- Challenge:
Write each line exactly as it stands, from the line containing "Read all visible" through the end of the data.

Collected data entries
-------

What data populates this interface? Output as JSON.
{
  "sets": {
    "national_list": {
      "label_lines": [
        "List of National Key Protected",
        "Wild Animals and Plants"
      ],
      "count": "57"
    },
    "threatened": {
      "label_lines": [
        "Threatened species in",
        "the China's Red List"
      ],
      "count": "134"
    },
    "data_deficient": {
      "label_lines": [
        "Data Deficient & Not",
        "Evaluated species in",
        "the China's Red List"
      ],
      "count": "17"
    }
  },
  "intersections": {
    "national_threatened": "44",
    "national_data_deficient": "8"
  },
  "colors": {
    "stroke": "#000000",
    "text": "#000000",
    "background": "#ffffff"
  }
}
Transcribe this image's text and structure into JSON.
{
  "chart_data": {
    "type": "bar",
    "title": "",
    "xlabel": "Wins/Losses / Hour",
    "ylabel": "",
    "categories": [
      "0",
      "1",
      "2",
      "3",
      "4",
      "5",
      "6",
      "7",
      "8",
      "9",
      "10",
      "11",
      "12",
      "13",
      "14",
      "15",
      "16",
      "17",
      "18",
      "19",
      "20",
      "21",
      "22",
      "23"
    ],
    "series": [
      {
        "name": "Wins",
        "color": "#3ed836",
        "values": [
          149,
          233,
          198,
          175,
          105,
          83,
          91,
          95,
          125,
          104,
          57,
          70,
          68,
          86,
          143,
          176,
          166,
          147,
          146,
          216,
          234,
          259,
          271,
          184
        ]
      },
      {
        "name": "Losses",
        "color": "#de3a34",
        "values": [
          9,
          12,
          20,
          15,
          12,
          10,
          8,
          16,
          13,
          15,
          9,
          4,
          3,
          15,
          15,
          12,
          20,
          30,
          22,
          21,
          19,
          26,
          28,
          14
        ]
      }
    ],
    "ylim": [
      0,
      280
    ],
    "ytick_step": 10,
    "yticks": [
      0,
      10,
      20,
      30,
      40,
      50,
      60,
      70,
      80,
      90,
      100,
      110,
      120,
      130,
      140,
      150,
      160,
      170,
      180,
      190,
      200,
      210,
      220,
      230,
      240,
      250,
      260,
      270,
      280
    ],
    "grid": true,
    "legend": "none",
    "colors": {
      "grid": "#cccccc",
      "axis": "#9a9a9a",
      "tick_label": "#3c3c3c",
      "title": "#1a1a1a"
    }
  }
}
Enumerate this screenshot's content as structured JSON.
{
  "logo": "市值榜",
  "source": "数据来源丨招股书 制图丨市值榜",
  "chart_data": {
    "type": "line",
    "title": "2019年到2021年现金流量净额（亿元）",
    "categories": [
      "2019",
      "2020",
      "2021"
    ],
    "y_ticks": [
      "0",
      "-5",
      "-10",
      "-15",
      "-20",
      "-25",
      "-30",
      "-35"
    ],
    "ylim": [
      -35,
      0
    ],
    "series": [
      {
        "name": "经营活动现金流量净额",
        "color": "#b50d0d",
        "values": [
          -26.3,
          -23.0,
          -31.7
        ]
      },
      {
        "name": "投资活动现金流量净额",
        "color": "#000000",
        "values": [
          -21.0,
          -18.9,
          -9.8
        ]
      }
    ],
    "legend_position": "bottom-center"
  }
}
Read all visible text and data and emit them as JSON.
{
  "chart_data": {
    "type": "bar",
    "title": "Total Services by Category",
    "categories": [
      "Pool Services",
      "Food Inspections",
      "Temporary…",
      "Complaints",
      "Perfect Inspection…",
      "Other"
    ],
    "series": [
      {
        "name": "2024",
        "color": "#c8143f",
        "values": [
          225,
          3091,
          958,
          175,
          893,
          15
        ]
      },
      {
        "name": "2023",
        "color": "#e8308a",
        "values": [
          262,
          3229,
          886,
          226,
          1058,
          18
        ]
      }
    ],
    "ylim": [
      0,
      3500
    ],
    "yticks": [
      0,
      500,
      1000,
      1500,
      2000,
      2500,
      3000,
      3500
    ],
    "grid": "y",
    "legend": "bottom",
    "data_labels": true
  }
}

-------

- Response:
Read all visible text and data and emit them as JSON.
{
  "chart_data": {
    "type": "bar",
    "title": "Total Services by Category",
    "categories": [
      "Pool Services",
      "Food Inspections",
      "Temporary…",
      "Complaints",
      "Perfect Inspection…",
      "Other"
    ],
    "series": [
      {
        "name": "2024",
        "color": "#c8143f",
        "values": [
          225,
          3091,
          958,
          175,
          893,
          15
        ]
      },
      {
        "name": "2023",
        "color": "#e8308a",
        "values": [
          262,
          3229,
          886,
          226,
          1058,
          18
        ]
      }
    ],
    "ylim": [
      0,
      3500
    ],
    "yticks": [
      0,
      500,
      1000,
      1500,
      2000,
      2500,
      3000,
      3500
    ],
    "grid": "y",
    "legend": "bottom",
    "data_labels": true
  }
}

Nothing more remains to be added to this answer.